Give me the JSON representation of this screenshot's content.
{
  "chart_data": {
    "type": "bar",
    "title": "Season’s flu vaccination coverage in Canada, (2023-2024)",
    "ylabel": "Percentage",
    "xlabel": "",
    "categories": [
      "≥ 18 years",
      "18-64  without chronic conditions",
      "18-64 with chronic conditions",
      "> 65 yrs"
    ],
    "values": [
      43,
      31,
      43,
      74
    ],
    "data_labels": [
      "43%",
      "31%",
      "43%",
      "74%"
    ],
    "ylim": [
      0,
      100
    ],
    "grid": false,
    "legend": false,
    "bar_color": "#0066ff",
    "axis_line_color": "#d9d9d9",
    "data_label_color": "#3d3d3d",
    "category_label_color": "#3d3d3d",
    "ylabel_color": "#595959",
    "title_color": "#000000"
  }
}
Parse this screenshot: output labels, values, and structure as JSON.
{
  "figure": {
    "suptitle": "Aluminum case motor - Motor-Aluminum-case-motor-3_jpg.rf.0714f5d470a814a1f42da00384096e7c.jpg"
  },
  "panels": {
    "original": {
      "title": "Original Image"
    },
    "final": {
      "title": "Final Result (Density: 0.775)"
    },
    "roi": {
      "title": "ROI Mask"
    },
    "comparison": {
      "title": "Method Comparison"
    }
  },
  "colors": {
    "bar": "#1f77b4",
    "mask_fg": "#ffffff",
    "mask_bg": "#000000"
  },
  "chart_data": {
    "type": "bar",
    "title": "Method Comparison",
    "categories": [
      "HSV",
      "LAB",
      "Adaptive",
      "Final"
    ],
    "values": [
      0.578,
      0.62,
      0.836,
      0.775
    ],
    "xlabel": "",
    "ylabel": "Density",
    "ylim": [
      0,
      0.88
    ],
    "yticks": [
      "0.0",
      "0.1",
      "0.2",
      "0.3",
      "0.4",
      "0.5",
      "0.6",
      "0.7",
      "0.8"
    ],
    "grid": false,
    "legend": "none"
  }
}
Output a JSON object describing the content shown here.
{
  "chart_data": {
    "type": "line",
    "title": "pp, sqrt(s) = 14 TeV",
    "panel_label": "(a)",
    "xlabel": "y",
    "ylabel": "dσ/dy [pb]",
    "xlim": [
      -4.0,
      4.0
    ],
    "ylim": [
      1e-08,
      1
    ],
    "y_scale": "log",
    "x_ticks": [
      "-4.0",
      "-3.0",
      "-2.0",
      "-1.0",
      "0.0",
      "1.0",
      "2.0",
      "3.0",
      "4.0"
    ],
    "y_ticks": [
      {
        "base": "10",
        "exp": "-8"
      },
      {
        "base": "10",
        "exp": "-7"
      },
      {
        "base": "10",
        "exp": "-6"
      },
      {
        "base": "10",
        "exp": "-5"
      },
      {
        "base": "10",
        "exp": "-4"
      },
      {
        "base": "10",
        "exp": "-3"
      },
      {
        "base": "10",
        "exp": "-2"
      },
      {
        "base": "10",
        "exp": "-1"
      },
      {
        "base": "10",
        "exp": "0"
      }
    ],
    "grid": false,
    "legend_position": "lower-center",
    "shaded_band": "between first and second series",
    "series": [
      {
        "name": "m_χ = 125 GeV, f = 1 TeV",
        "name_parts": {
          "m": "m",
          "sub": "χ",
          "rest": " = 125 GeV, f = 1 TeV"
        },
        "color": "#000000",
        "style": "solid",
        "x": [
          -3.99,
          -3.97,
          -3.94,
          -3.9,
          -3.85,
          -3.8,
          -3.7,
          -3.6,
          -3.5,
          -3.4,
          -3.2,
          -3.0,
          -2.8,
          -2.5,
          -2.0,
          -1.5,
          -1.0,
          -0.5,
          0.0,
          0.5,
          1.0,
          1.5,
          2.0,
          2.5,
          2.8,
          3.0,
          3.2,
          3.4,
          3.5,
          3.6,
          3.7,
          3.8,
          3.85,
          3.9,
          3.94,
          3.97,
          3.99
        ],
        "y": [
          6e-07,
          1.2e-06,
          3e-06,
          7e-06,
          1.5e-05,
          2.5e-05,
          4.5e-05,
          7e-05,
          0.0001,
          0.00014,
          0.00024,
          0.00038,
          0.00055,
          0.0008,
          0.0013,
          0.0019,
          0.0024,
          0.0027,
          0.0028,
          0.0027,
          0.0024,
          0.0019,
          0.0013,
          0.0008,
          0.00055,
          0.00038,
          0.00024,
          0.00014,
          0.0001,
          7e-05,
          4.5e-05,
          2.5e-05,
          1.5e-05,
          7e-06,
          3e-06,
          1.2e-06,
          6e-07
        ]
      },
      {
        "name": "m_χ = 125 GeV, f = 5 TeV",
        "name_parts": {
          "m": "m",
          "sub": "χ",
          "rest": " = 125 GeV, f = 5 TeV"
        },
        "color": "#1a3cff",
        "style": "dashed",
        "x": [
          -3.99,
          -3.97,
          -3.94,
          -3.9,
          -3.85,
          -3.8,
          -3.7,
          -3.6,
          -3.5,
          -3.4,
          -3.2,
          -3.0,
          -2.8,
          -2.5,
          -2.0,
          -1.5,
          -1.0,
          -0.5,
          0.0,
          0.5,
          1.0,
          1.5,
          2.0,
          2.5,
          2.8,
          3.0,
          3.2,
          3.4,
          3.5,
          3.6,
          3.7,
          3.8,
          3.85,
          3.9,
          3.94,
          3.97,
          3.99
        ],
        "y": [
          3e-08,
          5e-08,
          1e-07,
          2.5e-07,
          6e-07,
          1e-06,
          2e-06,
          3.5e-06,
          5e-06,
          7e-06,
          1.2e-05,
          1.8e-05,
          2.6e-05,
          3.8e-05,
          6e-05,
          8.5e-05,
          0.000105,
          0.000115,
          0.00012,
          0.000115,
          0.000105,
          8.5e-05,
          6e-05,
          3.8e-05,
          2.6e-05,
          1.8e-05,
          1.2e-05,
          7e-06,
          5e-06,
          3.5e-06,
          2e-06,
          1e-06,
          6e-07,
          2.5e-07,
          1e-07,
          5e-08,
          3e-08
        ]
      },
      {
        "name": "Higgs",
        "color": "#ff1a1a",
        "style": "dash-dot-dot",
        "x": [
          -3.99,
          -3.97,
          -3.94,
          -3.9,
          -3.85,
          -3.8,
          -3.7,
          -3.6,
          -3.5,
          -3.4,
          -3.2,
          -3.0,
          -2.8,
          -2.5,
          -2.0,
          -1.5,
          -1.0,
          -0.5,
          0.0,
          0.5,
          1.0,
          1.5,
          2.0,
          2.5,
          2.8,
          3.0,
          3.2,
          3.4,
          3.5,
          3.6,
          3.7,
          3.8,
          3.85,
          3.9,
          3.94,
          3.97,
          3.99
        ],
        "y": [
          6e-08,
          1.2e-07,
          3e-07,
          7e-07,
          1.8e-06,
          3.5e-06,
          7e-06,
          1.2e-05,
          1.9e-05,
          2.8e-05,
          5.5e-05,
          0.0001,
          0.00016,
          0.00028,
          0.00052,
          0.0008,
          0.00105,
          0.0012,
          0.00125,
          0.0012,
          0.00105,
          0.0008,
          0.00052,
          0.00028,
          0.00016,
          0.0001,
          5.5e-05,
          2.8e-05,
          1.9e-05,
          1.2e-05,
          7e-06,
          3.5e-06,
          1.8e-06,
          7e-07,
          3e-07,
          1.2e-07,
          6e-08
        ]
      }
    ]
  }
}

____

### Task to complete:
All the entries above need to be reproduced exactly.

### Right answer:
Give me the JSON representation of this screenshot's content.
{
  "chart_data": {
    "type": "bar",
    "title": "Season’s flu vaccination coverage in Canada, (2023-2024)",
    "ylabel": "Percentage",
    "xlabel": "",
    "categories": [
      "≥ 18 years",
      "18-64  without chronic conditions",
      "18-64 with chronic conditions",
      "> 65 yrs"
    ],
    "values": [
      43,
      31,
      43,
      74
    ],
    "data_labels": [
      "43%",
      "31%",
      "43%",
      "74%"
    ],
    "ylim": [
      0,
      100
    ],
    "grid": false,
    "legend": false,
    "bar_color": "#0066ff",
    "axis_line_color": "#d9d9d9",
    "data_label_color": "#3d3d3d",
    "category_label_color": "#3d3d3d",
    "ylabel_color": "#595959",
    "title_color": "#000000"
  }
}
Parse this screenshot: output labels, values, and structure as JSON.
{
  "figure": {
    "suptitle": "Aluminum case motor - Motor-Aluminum-case-motor-3_jpg.rf.0714f5d470a814a1f42da00384096e7c.jpg"
  },
  "panels": {
    "original": {
      "title": "Original Image"
    },
    "final": {
      "title": "Final Result (Density: 0.775)"
    },
    "roi": {
      "title": "ROI Mask"
    },
    "comparison": {
      "title": "Method Comparison"
    }
  },
  "colors": {
    "bar": "#1f77b4",
    "mask_fg": "#ffffff",
    "mask_bg": "#000000"
  },
  "chart_data": {
    "type": "bar",
    "title": "Method Comparison",
    "categories": [
      "HSV",
      "LAB",
      "Adaptive",
      "Final"
    ],
    "values": [
      0.578,
      0.62,
      0.836,
      0.775
    ],
    "xlabel": "",
    "ylabel": "Density",
    "ylim": [
      0,
      0.88
    ],
    "yticks": [
      "0.0",
      "0.1",
      "0.2",
      "0.3",
      "0.4",
      "0.5",
      "0.6",
      "0.7",
      "0.8"
    ],
    "grid": false,
    "legend": "none"
  }
}
Output a JSON object describing the content shown here.
{
  "chart_data": {
    "type": "line",
    "title": "pp, sqrt(s) = 14 TeV",
    "panel_label": "(a)",
    "xlabel": "y",
    "ylabel": "dσ/dy [pb]",
    "xlim": [
      -4.0,
      4.0
    ],
    "ylim": [
      1e-08,
      1
    ],
    "y_scale": "log",
    "x_ticks": [
      "-4.0",
      "-3.0",
      "-2.0",
      "-1.0",
      "0.0",
      "1.0",
      "2.0",
      "3.0",
      "4.0"
    ],
    "y_ticks": [
      {
        "base": "10",
        "exp": "-8"
      },
      {
        "base": "10",
        "exp": "-7"
      },
      {
        "base": "10",
        "exp": "-6"
      },
      {
        "base": "10",
        "exp": "-5"
      },
      {
        "base": "10",
        "exp": "-4"
      },
      {
        "base": "10",
        "exp": "-3"
      },
      {
        "base": "10",
        "exp": "-2"
      },
      {
        "base": "10",
        "exp": "-1"
      },
      {
        "base": "10",
        "exp": "0"
      }
    ],
    "grid": false,
    "legend_position": "lower-center",
    "shaded_band": "between first and second series",
    "series": [
      {
        "name": "m_χ = 125 GeV, f = 1 TeV",
        "name_parts": {
          "m": "m",
          "sub": "χ",
          "rest": " = 125 GeV, f = 1 TeV"
        },
        "color": "#000000",
        "style": "solid",
        "x": [
          -3.99,
          -3.97,
          -3.94,
          -3.9,
          -3.85,
          -3.8,
          -3.7,
          -3.6,
          -3.5,
          -3.4,
          -3.2,
          -3.0,
          -2.8,
          -2.5,
          -2.0,
          -1.5,
          -1.0,
          -0.5,
          0.0,
          0.5,
          1.0,
          1.5,
          2.0,
          2.5,
          2.8,
          3.0,
          3.2,
          3.4,
          3.5,
          3.6,
          3.7,
          3.8,
          3.85,
          3.9,
          3.94,
          3.97,
          3.99
        ],
        "y": [
          6e-07,
          1.2e-06,
          3e-06,
          7e-06,
          1.5e-05,
          2.5e-05,
          4.5e-05,
          7e-05,
          0.0001,
          0.00014,
          0.00024,
          0.00038,
          0.00055,
          0.0008,
          0.0013,
          0.0019,
          0.0024,
          0.0027,
          0.0028,
          0.0027,
          0.0024,
          0.0019,
          0.0013,
          0.0008,
          0.00055,
          0.00038,
          0.00024,
          0.00014,
          0.0001,
          7e-05,
          4.5e-05,
          2.5e-05,
          1.5e-05,
          7e-06,
          3e-06,
          1.2e-06,
          6e-07
        ]
      },
      {
        "name": "m_χ = 125 GeV, f = 5 TeV",
        "name_parts": {
          "m": "m",
          "sub": "χ",
          "rest": " = 125 GeV, f = 5 TeV"
        },
        "color": "#1a3cff",
        "style": "dashed",
        "x": [
          -3.99,
          -3.97,
          -3.94,
          -3.9,
          -3.85,
          -3.8,
          -3.7,
          -3.6,
          -3.5,
          -3.4,
          -3.2,
          -3.0,
          -2.8,
          -2.5,
          -2.0,
          -1.5,
          -1.0,
          -0.5,
          0.0,
          0.5,
          1.0,
          1.5,
          2.0,
          2.5,
          2.8,
          3.0,
          3.2,
          3.4,
          3.5,
          3.6,
          3.7,
          3.8,
          3.85,
          3.9,
          3.94,
          3.97,
          3.99
        ],
        "y": [
          3e-08,
          5e-08,
          1e-07,
          2.5e-07,
          6e-07,
          1e-06,
          2e-06,
          3.5e-06,
          5e-06,
          7e-06,
          1.2e-05,
          1.8e-05,
          2.6e-05,
          3.8e-05,
          6e-05,
          8.5e-05,
          0.000105,
          0.000115,
          0.00012,
          0.000115,
          0.000105,
          8.5e-05,
          6e-05,
          3.8e-05,
          2.6e-05,
          1.8e-05,
          1.2e-05,
          7e-06,
          5e-06,
          3.5e-06,
          2e-06,
          1e-06,
          6e-07,
          2.5e-07,
          1e-07,
          5e-08,
          3e-08
        ]
      },
      {
        "name": "Higgs",
        "color": "#ff1a1a",
        "style": "dash-dot-dot",
        "x": [
          -3.99,
          -3.97,
          -3.94,
          -3.9,
          -3.85,
          -3.8,
          -3.7,
          -3.6,
          -3.5,
          -3.4,
          -3.2,
          -3.0,
          -2.8,
          -2.5,
          -2.0,
          -1.5,
          -1.0,
          -0.5,
          0.0,
          0.5,
          1.0,
          1.5,
          2.0,
          2.5,
          2.8,
          3.0,
          3.2,
          3.4,
          3.5,
          3.6,
          3.7,
          3.8,
          3.85,
          3.9,
          3.94,
          3.97,
          3.99
        ],
        "y": [
          6e-08,
          1.2e-07,
          3e-07,
          7e-07,
          1.8e-06,
          3.5e-06,
          7e-06,
          1.2e-05,
          1.9e-05,
          2.8e-05,
          5.5e-05,
          0.0001,
          0.00016,
          0.00028,
          0.00052,
          0.0008,
          0.00105,
          0.0012,
          0.00125,
          0.0012,
          0.00105,
          0.0008,
          0.00052,
          0.00028,
          0.00016,
          0.0001,
          5.5e-05,
          2.8e-05,
          1.9e-05,
          1.2e-05,
          7e-06,
          3.5e-06,
          1.8e-06,
          7e-07,
          3e-07,
          1.2e-07,
          6e-08
        ]
      }
    ]
  }
}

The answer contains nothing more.